§ **What this task involves**
Please reproduce the whole listing below line for line, leaving out the pictures.
------ Data for the task ------
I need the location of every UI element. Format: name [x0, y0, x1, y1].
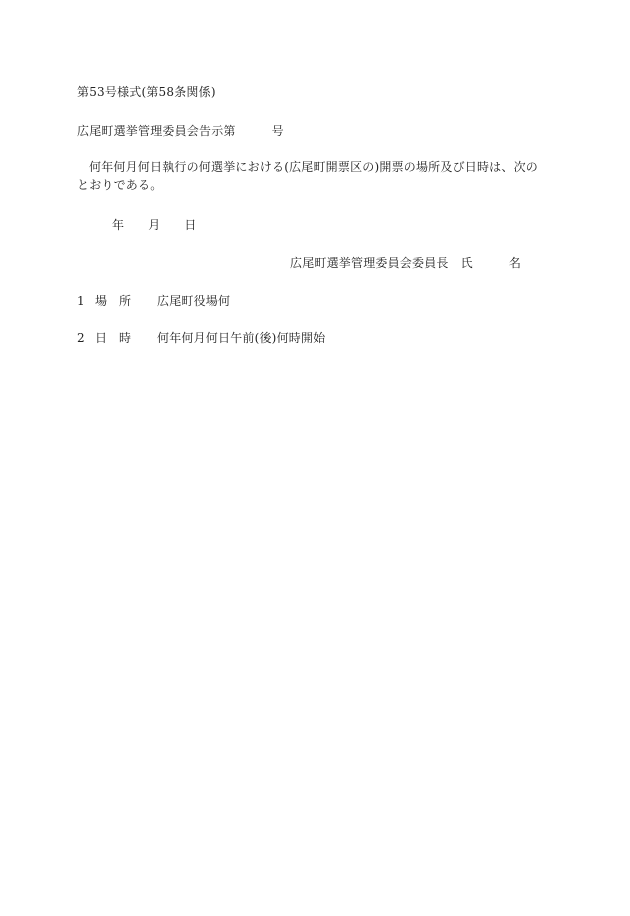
item-number: 1 — [77, 292, 95, 310]
item-number: 2 — [77, 329, 95, 347]
body-paragraph: 何年何月何日執行の何選挙における(広尾町開票区の)開票の場所及び日時は、次のとお… — [77, 158, 547, 194]
signature-title: 広尾町選挙管理委員会委員長 — [290, 256, 449, 270]
list-item-place: 1場所広尾町役場何 — [77, 292, 230, 310]
date-year: 年 — [112, 216, 124, 234]
item-value: 広尾町役場何 — [157, 294, 230, 308]
notice-title-suffix: 号 — [272, 124, 284, 138]
item-value: 何年何月何日午前(後)何時開始 — [157, 331, 325, 345]
item-label-char2: 所 — [119, 292, 157, 310]
notice-title: 広尾町選挙管理委員会告示第号 — [77, 122, 284, 140]
list-item-datetime: 2日時何年何月何日午前(後)何時開始 — [77, 329, 325, 347]
document-page: 第53号様式(第58条関係) 広尾町選挙管理委員会告示第号 何年何月何日執行の何… — [0, 0, 630, 916]
item-label-char2: 時 — [119, 329, 157, 347]
item-label-char1: 場 — [95, 292, 119, 310]
signature-line: 広尾町選挙管理委員会委員長氏名 — [290, 254, 521, 272]
form-number: 第53号様式(第58条関係) — [77, 83, 216, 101]
signature-name-2: 名 — [509, 256, 521, 270]
signature-name-1: 氏 — [461, 256, 473, 270]
date-month: 月 — [148, 216, 160, 234]
date-line: 年月日 — [112, 216, 197, 234]
date-day: 日 — [184, 216, 196, 234]
notice-title-prefix: 広尾町選挙管理委員会告示第 — [77, 124, 236, 138]
item-label-char1: 日 — [95, 329, 119, 347]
------
§ **Task result**
I need the location of every UI element. Format: name [x0, y0, x1, y1].
item-number: 1 — [77, 292, 95, 310]
item-number: 2 — [77, 329, 95, 347]
body-paragraph: 何年何月何日執行の何選挙における(広尾町開票区の)開票の場所及び日時は、次のとお… — [77, 158, 547, 194]
signature-title: 広尾町選挙管理委員会委員長 — [290, 256, 449, 270]
list-item-place: 1場所広尾町役場何 — [77, 292, 230, 310]
date-year: 年 — [112, 216, 124, 234]
item-value: 広尾町役場何 — [157, 294, 230, 308]
notice-title-suffix: 号 — [272, 124, 284, 138]
item-value: 何年何月何日午前(後)何時開始 — [157, 331, 325, 345]
item-label-char2: 所 — [119, 292, 157, 310]
notice-title: 広尾町選挙管理委員会告示第号 — [77, 122, 284, 140]
list-item-datetime: 2日時何年何月何日午前(後)何時開始 — [77, 329, 325, 347]
document-page: 第53号様式(第58条関係) 広尾町選挙管理委員会告示第号 何年何月何日執行の何… — [0, 0, 630, 916]
item-label-char2: 時 — [119, 329, 157, 347]
item-label-char1: 場 — [95, 292, 119, 310]
signature-line: 広尾町選挙管理委員会委員長氏名 — [290, 254, 521, 272]
form-number: 第53号様式(第58条関係) — [77, 83, 216, 101]
signature-name-2: 名 — [509, 256, 521, 270]
signature-name-1: 氏 — [461, 256, 473, 270]
date-month: 月 — [148, 216, 160, 234]
date-line: 年月日 — [112, 216, 197, 234]
date-day: 日 — [184, 216, 196, 234]
notice-title-prefix: 広尾町選挙管理委員会告示第 — [77, 124, 236, 138]
item-label-char1: 日 — [95, 329, 119, 347]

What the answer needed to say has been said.